BRIEF ▸
Say how many lines contain "avec", using only the number.

::: THE DATA

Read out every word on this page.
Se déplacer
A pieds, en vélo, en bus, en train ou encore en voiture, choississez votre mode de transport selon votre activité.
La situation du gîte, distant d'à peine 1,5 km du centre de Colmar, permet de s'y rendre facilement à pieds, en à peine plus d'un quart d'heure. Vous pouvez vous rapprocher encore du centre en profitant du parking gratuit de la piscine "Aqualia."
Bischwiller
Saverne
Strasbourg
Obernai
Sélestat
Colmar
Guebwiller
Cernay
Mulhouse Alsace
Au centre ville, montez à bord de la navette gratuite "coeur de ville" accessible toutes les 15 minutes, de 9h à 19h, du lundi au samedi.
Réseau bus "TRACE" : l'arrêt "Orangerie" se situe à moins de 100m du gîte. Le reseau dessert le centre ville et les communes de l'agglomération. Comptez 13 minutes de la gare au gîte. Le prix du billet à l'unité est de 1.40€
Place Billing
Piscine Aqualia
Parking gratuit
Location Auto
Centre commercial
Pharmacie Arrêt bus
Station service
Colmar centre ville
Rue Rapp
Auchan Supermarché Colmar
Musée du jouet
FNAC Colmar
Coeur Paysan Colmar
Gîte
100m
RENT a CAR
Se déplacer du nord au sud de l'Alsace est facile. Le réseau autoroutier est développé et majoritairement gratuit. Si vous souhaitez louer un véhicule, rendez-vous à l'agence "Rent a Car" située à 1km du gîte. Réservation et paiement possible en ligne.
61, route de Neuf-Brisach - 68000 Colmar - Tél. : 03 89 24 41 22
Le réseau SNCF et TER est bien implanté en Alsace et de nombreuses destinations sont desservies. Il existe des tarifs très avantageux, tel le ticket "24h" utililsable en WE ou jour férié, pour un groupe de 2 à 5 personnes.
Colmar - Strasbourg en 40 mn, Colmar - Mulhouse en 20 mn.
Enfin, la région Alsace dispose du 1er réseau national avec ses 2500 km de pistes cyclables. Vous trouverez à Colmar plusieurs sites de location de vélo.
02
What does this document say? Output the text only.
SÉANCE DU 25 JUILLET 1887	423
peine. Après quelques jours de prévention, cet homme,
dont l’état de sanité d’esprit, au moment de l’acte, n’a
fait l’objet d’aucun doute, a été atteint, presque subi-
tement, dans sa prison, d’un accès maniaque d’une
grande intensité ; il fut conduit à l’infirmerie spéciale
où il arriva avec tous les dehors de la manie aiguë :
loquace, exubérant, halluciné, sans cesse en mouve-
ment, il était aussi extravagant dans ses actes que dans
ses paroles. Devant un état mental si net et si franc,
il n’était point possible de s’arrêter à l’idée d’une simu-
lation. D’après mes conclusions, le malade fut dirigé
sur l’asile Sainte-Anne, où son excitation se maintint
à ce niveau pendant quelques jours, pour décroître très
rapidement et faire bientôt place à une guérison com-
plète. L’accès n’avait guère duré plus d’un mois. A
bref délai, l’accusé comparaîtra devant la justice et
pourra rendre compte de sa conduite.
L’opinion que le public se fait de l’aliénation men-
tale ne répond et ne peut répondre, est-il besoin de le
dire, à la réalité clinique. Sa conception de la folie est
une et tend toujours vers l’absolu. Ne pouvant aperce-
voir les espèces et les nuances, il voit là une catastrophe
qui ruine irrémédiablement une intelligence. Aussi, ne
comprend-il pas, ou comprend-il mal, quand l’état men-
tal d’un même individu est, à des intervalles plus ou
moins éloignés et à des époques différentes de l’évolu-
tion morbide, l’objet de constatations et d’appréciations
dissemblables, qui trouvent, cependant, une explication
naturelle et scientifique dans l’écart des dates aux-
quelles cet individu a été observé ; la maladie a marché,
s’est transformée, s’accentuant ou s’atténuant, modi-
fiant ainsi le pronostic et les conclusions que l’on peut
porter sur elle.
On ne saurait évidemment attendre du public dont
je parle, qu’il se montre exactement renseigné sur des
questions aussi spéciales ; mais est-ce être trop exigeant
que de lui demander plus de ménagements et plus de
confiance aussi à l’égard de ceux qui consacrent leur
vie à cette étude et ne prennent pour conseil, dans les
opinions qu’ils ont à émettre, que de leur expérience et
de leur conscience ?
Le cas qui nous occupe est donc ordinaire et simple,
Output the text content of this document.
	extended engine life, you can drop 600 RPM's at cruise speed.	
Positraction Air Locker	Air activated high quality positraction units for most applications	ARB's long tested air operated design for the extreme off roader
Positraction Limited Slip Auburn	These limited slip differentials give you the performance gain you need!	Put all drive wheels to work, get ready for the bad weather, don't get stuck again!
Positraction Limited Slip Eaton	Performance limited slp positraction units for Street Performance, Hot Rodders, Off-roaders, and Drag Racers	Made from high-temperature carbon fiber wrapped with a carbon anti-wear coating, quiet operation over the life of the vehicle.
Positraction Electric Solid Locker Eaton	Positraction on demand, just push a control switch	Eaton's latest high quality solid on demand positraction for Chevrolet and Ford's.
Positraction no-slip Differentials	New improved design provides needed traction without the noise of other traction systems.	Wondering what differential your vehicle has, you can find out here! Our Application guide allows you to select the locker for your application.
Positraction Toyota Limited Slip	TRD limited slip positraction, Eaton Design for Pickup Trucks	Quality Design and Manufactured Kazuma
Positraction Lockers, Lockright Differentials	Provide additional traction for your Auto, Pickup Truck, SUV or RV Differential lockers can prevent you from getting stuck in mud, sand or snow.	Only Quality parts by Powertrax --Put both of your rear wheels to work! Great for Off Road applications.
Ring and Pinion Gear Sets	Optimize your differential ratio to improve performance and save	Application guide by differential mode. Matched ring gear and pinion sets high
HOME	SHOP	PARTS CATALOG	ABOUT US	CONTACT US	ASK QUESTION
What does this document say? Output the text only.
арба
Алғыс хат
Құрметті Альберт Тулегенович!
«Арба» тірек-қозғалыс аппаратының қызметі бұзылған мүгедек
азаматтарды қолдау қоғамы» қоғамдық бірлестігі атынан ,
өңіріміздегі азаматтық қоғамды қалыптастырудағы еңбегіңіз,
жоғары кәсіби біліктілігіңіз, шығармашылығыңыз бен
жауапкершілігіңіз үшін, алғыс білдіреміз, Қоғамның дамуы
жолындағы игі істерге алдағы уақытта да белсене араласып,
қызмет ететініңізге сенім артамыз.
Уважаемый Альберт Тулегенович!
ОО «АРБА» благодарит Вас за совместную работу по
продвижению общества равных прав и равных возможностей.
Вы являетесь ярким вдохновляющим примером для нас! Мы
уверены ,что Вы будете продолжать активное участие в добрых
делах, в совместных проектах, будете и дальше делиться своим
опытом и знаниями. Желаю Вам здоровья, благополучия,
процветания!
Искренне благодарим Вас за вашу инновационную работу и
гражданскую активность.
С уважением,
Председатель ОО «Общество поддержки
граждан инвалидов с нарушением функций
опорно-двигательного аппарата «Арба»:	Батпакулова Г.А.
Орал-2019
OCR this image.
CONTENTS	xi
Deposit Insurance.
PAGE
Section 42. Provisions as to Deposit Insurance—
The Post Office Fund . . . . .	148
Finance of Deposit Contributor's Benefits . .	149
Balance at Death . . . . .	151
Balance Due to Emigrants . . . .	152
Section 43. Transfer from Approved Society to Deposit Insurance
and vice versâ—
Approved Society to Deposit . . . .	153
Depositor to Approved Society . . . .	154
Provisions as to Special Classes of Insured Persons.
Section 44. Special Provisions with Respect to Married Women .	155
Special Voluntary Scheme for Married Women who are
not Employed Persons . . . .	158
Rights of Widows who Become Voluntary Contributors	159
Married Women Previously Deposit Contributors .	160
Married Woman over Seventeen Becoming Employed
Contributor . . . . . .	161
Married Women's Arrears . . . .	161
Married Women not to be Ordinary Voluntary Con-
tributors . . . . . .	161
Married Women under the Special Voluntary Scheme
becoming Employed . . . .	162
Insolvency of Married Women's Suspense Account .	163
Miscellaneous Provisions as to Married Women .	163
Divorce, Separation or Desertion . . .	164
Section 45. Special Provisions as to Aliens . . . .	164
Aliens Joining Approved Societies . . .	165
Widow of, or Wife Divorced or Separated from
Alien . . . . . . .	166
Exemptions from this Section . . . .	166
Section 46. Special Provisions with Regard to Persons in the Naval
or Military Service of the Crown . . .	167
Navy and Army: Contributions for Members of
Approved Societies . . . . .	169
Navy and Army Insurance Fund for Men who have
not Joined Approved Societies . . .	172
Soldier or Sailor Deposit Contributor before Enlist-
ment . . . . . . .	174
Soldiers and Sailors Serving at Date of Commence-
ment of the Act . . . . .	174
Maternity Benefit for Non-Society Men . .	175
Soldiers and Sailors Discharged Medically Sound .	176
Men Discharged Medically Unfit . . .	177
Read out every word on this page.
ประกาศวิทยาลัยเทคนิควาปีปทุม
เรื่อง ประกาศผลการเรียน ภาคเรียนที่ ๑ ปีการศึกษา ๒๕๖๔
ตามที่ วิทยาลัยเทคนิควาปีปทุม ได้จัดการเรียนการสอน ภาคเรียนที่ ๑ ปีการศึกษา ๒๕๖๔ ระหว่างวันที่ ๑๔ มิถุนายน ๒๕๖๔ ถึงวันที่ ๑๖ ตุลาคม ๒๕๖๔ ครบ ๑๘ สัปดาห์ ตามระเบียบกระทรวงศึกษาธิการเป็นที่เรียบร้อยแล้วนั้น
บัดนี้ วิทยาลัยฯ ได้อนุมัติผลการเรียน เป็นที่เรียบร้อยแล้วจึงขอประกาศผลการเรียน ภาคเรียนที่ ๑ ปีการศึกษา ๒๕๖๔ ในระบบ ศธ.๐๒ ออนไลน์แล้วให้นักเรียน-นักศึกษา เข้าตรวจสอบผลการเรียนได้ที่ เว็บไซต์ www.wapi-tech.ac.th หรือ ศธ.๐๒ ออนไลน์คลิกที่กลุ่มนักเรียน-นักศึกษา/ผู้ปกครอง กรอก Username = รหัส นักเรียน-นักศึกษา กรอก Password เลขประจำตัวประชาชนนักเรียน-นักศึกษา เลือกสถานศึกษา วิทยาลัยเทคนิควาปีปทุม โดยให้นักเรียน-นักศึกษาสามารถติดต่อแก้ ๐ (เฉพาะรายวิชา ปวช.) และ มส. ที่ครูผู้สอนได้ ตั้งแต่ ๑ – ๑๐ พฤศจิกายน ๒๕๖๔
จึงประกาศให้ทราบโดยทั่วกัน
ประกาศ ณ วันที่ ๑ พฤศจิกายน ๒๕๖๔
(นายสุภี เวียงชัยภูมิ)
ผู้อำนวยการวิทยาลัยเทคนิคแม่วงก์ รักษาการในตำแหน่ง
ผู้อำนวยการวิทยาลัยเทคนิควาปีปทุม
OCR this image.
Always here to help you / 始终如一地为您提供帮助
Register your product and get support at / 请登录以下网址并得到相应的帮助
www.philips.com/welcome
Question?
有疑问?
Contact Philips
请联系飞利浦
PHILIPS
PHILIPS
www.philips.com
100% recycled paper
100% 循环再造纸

::::::

EXERCISE RESULT ▸
2